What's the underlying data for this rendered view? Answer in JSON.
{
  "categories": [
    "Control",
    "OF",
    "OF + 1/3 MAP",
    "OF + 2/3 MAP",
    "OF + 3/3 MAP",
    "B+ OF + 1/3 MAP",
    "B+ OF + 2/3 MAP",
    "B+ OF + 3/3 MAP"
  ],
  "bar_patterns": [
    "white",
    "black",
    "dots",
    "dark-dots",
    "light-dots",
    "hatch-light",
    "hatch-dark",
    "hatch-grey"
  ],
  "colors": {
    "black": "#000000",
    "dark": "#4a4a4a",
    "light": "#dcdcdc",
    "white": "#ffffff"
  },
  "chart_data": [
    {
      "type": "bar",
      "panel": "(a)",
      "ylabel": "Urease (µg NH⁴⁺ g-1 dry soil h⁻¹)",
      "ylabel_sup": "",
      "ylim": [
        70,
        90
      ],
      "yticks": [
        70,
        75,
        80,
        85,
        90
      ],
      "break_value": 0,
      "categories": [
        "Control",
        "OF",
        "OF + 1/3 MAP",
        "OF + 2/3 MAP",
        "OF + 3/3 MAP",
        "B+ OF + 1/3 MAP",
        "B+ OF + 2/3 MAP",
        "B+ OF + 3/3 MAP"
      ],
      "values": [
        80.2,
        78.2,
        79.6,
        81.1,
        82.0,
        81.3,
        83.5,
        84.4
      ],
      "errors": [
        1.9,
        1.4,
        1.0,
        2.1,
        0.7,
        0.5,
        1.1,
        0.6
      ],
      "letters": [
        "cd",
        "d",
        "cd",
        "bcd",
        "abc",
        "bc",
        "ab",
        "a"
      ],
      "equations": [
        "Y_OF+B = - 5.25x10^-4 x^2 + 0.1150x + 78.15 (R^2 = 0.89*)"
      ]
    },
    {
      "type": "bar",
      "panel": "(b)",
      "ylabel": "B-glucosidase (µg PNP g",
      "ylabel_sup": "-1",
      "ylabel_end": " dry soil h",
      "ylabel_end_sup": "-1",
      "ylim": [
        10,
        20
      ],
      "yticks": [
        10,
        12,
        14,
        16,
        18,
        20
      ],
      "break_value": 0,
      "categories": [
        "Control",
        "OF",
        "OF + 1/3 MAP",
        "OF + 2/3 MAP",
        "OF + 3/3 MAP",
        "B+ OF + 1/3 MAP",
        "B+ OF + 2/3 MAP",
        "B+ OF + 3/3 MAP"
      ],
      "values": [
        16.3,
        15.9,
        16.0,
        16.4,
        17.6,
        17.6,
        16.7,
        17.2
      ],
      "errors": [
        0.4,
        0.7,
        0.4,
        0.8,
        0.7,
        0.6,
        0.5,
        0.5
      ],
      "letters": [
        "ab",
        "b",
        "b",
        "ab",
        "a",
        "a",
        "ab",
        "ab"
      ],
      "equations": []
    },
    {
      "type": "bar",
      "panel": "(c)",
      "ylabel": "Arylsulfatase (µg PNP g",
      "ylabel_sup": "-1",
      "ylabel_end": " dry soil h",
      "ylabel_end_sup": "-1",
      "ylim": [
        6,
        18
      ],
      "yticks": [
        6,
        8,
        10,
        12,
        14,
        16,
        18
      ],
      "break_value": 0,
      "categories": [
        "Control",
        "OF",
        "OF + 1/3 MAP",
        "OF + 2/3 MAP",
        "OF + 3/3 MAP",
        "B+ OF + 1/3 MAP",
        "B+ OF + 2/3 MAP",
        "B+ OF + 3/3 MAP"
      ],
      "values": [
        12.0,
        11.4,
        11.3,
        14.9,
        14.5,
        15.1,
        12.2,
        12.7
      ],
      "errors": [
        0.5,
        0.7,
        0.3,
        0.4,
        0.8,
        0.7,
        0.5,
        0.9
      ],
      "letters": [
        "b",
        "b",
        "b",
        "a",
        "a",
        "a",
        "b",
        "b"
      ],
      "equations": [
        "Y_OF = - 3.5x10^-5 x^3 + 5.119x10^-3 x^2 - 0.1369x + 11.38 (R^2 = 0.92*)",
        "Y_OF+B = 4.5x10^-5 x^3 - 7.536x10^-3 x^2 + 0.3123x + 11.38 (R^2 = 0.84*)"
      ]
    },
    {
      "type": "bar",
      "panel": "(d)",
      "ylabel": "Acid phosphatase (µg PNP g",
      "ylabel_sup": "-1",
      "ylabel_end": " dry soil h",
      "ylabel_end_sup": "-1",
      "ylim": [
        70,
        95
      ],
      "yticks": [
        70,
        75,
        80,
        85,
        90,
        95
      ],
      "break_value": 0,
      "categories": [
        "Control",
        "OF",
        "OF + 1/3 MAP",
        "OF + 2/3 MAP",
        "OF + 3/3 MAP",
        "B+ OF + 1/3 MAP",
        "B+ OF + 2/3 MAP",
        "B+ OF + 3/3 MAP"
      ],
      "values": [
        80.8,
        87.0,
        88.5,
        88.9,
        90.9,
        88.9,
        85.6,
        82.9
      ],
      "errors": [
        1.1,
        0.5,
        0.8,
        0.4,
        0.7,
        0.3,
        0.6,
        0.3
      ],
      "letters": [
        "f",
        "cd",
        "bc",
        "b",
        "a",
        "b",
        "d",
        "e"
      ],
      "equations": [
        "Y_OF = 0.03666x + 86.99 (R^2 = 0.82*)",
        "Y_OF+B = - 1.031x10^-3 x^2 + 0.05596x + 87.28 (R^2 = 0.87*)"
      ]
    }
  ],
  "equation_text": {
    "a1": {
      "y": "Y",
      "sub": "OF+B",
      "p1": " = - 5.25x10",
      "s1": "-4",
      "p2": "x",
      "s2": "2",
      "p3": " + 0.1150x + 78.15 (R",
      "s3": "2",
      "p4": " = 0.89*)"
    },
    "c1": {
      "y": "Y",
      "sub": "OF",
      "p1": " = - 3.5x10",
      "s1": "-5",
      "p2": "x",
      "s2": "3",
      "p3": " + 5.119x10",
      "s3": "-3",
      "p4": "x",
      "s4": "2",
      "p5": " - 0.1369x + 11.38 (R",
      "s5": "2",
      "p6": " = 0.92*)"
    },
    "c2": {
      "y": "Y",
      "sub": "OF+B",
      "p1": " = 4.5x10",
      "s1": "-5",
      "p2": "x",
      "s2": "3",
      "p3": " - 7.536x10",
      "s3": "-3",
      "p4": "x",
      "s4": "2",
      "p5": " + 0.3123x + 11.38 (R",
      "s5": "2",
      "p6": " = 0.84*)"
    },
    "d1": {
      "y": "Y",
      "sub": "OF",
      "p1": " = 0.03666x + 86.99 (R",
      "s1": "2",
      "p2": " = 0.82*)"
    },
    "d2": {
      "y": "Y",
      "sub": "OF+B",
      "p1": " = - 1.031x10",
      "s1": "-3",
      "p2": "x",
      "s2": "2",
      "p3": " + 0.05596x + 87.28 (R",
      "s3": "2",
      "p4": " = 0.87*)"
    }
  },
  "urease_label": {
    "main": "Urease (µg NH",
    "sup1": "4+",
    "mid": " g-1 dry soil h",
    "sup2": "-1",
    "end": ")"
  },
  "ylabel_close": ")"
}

_____

Requirements:
Using the exact wording, write out all of the records.

Task output:
What's the underlying data for this rendered view? Answer in JSON.
{
  "categories": [
    "Control",
    "OF",
    "OF + 1/3 MAP",
    "OF + 2/3 MAP",
    "OF + 3/3 MAP",
    "B+ OF + 1/3 MAP",
    "B+ OF + 2/3 MAP",
    "B+ OF + 3/3 MAP"
  ],
  "bar_patterns": [
    "white",
    "black",
    "dots",
    "dark-dots",
    "light-dots",
    "hatch-light",
    "hatch-dark",
    "hatch-grey"
  ],
  "colors": {
    "black": "#000000",
    "dark": "#4a4a4a",
    "light": "#dcdcdc",
    "white": "#ffffff"
  },
  "chart_data": [
    {
      "type": "bar",
      "panel": "(a)",
      "ylabel": "Urease (µg NH⁴⁺ g-1 dry soil h⁻¹)",
      "ylabel_sup": "",
      "ylim": [
        70,
        90
      ],
      "yticks": [
        70,
        75,
        80,
        85,
        90
      ],
      "break_value": 0,
      "categories": [
        "Control",
        "OF",
        "OF + 1/3 MAP",
        "OF + 2/3 MAP",
        "OF + 3/3 MAP",
        "B+ OF + 1/3 MAP",
        "B+ OF + 2/3 MAP",
        "B+ OF + 3/3 MAP"
      ],
      "values": [
        80.2,
        78.2,
        79.6,
        81.1,
        82.0,
        81.3,
        83.5,
        84.4
      ],
      "errors": [
        1.9,
        1.4,
        1.0,
        2.1,
        0.7,
        0.5,
        1.1,
        0.6
      ],
      "letters": [
        "cd",
        "d",
        "cd",
        "bcd",
        "abc",
        "bc",
        "ab",
        "a"
      ],
      "equations": [
        "Y_OF+B = - 5.25x10^-4 x^2 + 0.1150x + 78.15 (R^2 = 0.89*)"
      ]
    },
    {
      "type": "bar",
      "panel": "(b)",
      "ylabel": "B-glucosidase (µg PNP g",
      "ylabel_sup": "-1",
      "ylabel_end": " dry soil h",
      "ylabel_end_sup": "-1",
      "ylim": [
        10,
        20
      ],
      "yticks": [
        10,
        12,
        14,
        16,
        18,
        20
      ],
      "break_value": 0,
      "categories": [
        "Control",
        "OF",
        "OF + 1/3 MAP",
        "OF + 2/3 MAP",
        "OF + 3/3 MAP",
        "B+ OF + 1/3 MAP",
        "B+ OF + 2/3 MAP",
        "B+ OF + 3/3 MAP"
      ],
      "values": [
        16.3,
        15.9,
        16.0,
        16.4,
        17.6,
        17.6,
        16.7,
        17.2
      ],
      "errors": [
        0.4,
        0.7,
        0.4,
        0.8,
        0.7,
        0.6,
        0.5,
        0.5
      ],
      "letters": [
        "ab",
        "b",
        "b",
        "ab",
        "a",
        "a",
        "ab",
        "ab"
      ],
      "equations": []
    },
    {
      "type": "bar",
      "panel": "(c)",
      "ylabel": "Arylsulfatase (µg PNP g",
      "ylabel_sup": "-1",
      "ylabel_end": " dry soil h",
      "ylabel_end_sup": "-1",
      "ylim": [
        6,
        18
      ],
      "yticks": [
        6,
        8,
        10,
        12,
        14,
        16,
        18
      ],
      "break_value": 0,
      "categories": [
        "Control",
        "OF",
        "OF + 1/3 MAP",
        "OF + 2/3 MAP",
        "OF + 3/3 MAP",
        "B+ OF + 1/3 MAP",
        "B+ OF + 2/3 MAP",
        "B+ OF + 3/3 MAP"
      ],
      "values": [
        12.0,
        11.4,
        11.3,
        14.9,
        14.5,
        15.1,
        12.2,
        12.7
      ],
      "errors": [
        0.5,
        0.7,
        0.3,
        0.4,
        0.8,
        0.7,
        0.5,
        0.9
      ],
      "letters": [
        "b",
        "b",
        "b",
        "a",
        "a",
        "a",
        "b",
        "b"
      ],
      "equations": [
        "Y_OF = - 3.5x10^-5 x^3 + 5.119x10^-3 x^2 - 0.1369x + 11.38 (R^2 = 0.92*)",
        "Y_OF+B = 4.5x10^-5 x^3 - 7.536x10^-3 x^2 + 0.3123x + 11.38 (R^2 = 0.84*)"
      ]
    },
    {
      "type": "bar",
      "panel": "(d)",
      "ylabel": "Acid phosphatase (µg PNP g",
      "ylabel_sup": "-1",
      "ylabel_end": " dry soil h",
      "ylabel_end_sup": "-1",
      "ylim": [
        70,
        95
      ],
      "yticks": [
        70,
        75,
        80,
        85,
        90,
        95
      ],
      "break_value": 0,
      "categories": [
        "Control",
        "OF",
        "OF + 1/3 MAP",
        "OF + 2/3 MAP",
        "OF + 3/3 MAP",
        "B+ OF + 1/3 MAP",
        "B+ OF + 2/3 MAP",
        "B+ OF + 3/3 MAP"
      ],
      "values": [
        80.8,
        87.0,
        88.5,
        88.9,
        90.9,
        88.9,
        85.6,
        82.9
      ],
      "errors": [
        1.1,
        0.5,
        0.8,
        0.4,
        0.7,
        0.3,
        0.6,
        0.3
      ],
      "letters": [
        "f",
        "cd",
        "bc",
        "b",
        "a",
        "b",
        "d",
        "e"
      ],
      "equations": [
        "Y_OF = 0.03666x + 86.99 (R^2 = 0.82*)",
        "Y_OF+B = - 1.031x10^-3 x^2 + 0.05596x + 87.28 (R^2 = 0.87*)"
      ]
    }
  ],
  "equation_text": {
    "a1": {
      "y": "Y",
      "sub": "OF+B",
      "p1": " = - 5.25x10",
      "s1": "-4",
      "p2": "x",
      "s2": "2",
      "p3": " + 0.1150x + 78.15 (R",
      "s3": "2",
      "p4": " = 0.89*)"
    },
    "c1": {
      "y": "Y",
      "sub": "OF",
      "p1": " = - 3.5x10",
      "s1": "-5",
      "p2": "x",
      "s2": "3",
      "p3": " + 5.119x10",
      "s3": "-3",
      "p4": "x",
      "s4": "2",
      "p5": " - 0.1369x + 11.38 (R",
      "s5": "2",
      "p6": " = 0.92*)"
    },
    "c2": {
      "y": "Y",
      "sub": "OF+B",
      "p1": " = 4.5x10",
      "s1": "-5",
      "p2": "x",
      "s2": "3",
      "p3": " - 7.536x10",
      "s3": "-3",
      "p4": "x",
      "s4": "2",
      "p5": " + 0.3123x + 11.38 (R",
      "s5": "2",
      "p6": " = 0.84*)"
    },
    "d1": {
      "y": "Y",
      "sub": "OF",
      "p1": " = 0.03666x + 86.99 (R",
      "s1": "2",
      "p2": " = 0.82*)"
    },
    "d2": {
      "y": "Y",
      "sub": "OF+B",
      "p1": " = - 1.031x10",
      "s1": "-3",
      "p2": "x",
      "s2": "2",
      "p3": " + 0.05596x + 87.28 (R",
      "s3": "2",
      "p4": " = 0.87*)"
    }
  },
  "urease_label": {
    "main": "Urease (µg NH",
    "sup1": "4+",
    "mid": " g-1 dry soil h",
    "sup2": "-1",
    "end": ")"
  },
  "ylabel_close": ")"
}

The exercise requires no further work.